Au festival du cinéma de Brive, la splendeur du tri sélectif
Au festival du cinéma de Brive, la splendeur du tri sélectif
Par Murielle Joudet
La 15ème édition du rendez-vous du moyen-métrage a récompensé, dimanche 8 avril, « Rémy » de Guillaume Lillo et « Derniers jours à Shibati » de Hendrick Dusollier.
L’affiche de la 15ème édition du festival. / DR
« Faire du cinéma ça sert à apprendre à vivre, ça sert à faire un lit ». Cette réplique que Jean Eustache faisait dire à Jean-Pierre Léaud dans La maman et la putain nous est revenue en tête, dimanche 8 avril, lors de la remise du Grand prix au festival du moyen-métrage de Brive qui fêtait ses 15 ans. Le jury, présidé par Romane Bohringer, a récompensé Rémy de Guillaume Lillo. Sur scène, le cinéaste très ému qui montrait pour la première fois son film au public soulignait malicieusement qu’il avait été « fait dans un lit pendant un an ». Faire du cinéma c’est apprendre à se remettre au lit.

Consigne 1:
Mettez sous forme de liste JSON de chaînes les lignes du listing, une chaîne par ligne, en omettant les lignes vides. Partez du début du listing et arrêtez-vous après la ligne qui contient "cell-M3[interactable] (1369, 111, 1441, 144)".

Données fournies:
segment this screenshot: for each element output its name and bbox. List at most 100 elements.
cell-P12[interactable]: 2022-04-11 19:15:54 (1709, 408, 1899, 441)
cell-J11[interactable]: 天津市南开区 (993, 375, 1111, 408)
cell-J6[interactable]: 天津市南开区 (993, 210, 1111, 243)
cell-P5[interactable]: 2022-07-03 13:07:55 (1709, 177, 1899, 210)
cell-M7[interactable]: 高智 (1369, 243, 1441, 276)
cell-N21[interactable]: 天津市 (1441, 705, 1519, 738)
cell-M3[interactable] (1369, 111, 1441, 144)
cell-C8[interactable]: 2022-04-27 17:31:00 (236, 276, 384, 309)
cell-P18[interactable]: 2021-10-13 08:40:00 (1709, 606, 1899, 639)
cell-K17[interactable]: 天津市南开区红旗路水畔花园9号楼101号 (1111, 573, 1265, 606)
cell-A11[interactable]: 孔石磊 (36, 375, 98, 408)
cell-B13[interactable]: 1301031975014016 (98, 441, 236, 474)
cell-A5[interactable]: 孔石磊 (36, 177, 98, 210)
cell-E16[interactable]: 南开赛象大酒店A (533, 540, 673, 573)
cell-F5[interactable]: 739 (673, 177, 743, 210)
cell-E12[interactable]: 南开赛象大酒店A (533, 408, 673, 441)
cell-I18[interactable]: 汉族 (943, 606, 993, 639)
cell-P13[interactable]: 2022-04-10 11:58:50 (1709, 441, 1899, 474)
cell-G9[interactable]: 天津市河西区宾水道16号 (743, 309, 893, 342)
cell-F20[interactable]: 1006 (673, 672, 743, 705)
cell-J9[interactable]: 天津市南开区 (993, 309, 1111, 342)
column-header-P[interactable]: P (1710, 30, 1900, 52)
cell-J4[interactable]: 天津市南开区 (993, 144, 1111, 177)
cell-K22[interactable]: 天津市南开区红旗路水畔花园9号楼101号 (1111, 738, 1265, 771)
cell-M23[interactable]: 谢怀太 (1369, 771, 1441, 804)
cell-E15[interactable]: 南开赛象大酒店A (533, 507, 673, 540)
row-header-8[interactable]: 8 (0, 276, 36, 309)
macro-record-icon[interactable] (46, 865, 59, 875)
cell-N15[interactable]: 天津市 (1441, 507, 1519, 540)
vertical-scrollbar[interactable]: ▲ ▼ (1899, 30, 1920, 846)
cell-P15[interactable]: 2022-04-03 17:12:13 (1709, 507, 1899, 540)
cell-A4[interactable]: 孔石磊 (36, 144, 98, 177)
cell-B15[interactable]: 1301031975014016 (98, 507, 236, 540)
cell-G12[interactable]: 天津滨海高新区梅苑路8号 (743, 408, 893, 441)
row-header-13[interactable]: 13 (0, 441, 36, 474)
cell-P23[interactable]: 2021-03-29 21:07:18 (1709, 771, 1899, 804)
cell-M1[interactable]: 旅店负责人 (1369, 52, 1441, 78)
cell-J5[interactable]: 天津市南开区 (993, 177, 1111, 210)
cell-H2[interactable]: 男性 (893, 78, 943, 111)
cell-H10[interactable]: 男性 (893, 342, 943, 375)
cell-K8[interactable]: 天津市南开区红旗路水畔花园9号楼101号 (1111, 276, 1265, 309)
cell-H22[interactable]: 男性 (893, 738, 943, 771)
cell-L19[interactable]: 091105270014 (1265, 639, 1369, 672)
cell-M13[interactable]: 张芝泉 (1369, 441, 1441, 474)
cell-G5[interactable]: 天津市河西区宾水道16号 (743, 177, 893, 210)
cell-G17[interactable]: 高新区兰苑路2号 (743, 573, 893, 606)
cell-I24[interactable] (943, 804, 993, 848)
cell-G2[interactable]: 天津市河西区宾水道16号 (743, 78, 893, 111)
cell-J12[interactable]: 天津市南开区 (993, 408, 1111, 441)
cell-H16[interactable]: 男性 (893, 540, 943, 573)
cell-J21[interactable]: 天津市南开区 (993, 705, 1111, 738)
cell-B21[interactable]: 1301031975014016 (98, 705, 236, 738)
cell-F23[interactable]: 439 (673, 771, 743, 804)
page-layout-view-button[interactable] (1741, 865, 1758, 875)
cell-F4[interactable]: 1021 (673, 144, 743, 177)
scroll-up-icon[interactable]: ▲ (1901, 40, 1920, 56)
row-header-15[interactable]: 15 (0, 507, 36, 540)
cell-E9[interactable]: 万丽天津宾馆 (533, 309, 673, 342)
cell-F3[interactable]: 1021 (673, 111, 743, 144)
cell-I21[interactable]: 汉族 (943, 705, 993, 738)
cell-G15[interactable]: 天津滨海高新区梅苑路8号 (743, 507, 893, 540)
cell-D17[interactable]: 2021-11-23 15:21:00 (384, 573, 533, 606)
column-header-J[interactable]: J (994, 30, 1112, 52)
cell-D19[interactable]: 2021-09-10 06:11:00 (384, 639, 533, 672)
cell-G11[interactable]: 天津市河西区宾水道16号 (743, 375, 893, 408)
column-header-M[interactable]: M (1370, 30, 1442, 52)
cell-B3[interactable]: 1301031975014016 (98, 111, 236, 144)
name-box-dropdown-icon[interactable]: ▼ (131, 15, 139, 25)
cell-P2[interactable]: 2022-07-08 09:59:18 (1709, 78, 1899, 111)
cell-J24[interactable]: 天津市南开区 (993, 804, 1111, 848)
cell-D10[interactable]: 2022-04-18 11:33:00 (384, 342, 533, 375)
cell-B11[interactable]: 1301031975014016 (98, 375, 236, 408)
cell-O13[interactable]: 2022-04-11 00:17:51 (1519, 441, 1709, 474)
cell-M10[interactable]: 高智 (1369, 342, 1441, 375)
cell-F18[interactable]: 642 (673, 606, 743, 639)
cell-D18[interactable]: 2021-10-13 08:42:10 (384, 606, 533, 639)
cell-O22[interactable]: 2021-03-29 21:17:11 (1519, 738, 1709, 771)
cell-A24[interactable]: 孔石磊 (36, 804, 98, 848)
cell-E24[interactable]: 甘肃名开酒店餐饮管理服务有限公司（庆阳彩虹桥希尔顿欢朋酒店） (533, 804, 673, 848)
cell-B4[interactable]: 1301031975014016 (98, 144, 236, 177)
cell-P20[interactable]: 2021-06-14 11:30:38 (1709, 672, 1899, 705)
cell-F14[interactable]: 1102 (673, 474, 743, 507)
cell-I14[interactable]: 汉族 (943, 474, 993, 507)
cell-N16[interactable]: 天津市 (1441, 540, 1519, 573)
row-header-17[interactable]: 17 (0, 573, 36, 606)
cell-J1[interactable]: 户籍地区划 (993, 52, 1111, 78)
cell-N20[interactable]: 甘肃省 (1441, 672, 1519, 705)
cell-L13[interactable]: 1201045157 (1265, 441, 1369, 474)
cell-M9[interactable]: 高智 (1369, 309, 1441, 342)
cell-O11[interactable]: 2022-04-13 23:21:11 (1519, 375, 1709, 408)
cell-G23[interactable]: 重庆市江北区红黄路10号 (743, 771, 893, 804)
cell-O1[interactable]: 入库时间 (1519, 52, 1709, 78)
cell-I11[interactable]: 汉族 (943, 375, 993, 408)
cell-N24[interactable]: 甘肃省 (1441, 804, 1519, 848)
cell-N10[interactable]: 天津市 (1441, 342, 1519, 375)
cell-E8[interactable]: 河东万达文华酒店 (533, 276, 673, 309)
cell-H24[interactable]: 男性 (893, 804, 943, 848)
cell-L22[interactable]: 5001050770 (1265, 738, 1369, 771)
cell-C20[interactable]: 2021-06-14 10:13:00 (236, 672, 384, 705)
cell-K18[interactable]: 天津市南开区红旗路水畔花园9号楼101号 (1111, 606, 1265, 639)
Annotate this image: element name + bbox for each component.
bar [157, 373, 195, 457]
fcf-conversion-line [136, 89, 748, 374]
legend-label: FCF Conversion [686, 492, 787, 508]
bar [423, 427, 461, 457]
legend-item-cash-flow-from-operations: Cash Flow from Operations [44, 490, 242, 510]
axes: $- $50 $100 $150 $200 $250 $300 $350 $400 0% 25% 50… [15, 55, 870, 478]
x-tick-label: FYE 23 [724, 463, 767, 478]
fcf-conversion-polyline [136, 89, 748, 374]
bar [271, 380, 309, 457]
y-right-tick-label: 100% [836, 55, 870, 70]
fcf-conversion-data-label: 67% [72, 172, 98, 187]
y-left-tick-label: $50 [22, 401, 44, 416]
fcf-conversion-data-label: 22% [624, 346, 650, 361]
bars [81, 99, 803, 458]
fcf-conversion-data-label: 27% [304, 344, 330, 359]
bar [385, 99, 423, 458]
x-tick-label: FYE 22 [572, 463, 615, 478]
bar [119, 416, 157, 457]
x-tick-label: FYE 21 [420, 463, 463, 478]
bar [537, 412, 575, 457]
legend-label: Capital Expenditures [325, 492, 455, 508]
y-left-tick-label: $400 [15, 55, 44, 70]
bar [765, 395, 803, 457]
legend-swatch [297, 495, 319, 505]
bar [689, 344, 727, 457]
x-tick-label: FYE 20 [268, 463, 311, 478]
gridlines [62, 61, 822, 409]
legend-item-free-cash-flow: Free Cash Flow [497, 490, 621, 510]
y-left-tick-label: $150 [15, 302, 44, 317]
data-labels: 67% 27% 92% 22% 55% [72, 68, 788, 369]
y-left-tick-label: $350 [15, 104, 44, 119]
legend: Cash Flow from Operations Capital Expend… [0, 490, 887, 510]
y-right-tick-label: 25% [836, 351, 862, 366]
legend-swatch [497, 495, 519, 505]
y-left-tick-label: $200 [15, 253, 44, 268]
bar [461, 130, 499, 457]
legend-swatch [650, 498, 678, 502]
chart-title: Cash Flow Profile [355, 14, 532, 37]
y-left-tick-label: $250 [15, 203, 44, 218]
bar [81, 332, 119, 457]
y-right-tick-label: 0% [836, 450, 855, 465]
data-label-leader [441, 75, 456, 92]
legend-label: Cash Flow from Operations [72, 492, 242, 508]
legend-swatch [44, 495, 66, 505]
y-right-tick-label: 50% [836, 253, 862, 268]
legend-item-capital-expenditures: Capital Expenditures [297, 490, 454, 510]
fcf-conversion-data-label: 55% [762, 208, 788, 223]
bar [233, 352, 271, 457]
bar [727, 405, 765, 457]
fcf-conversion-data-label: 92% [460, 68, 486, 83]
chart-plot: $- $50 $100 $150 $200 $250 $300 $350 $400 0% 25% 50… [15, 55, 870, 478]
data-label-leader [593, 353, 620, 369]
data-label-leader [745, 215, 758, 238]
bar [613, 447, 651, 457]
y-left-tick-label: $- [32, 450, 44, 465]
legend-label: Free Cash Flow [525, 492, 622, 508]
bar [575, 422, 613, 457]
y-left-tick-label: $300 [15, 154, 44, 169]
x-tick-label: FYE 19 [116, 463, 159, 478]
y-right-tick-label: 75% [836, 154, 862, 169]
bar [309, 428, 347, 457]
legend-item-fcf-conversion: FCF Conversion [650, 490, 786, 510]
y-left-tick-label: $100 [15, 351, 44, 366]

Consigne 2:
Relevez toutes les personnes nommées dans l'article sur le festival de Brive.

Réponse finale 1:
[
  "segment this screenshot: for each element output its name and bbox. List at most 100 elements.",
  "cell-P12[interactable]: 2022-04-11 19:15:54 (1709, 408, 1899, 441)",
  "cell-J11[interactable]: 天津市南开区 (993, 375, 1111, 408)",
  "cell-J6[interactable]: 天津市南开区 (993, 210, 1111, 243)",
  "cell-P5[interactable]: 2022-07-03 13:07:55 (1709, 177, 1899, 210)",
  "cell-M7[interactable]: 高智 (1369, 243, 1441, 276)",
  "cell-N21[interactable]: 天津市 (1441, 705, 1519, 738)",
  "cell-M3[interactable] (1369, 111, 1441, 144)"
]

Réponse finale 2:
Murielle Joudet
Guillaume Lillo
Hendrick Dusollier
Jean Eustache
Jean-Pierre Léaud
Romane Bohringer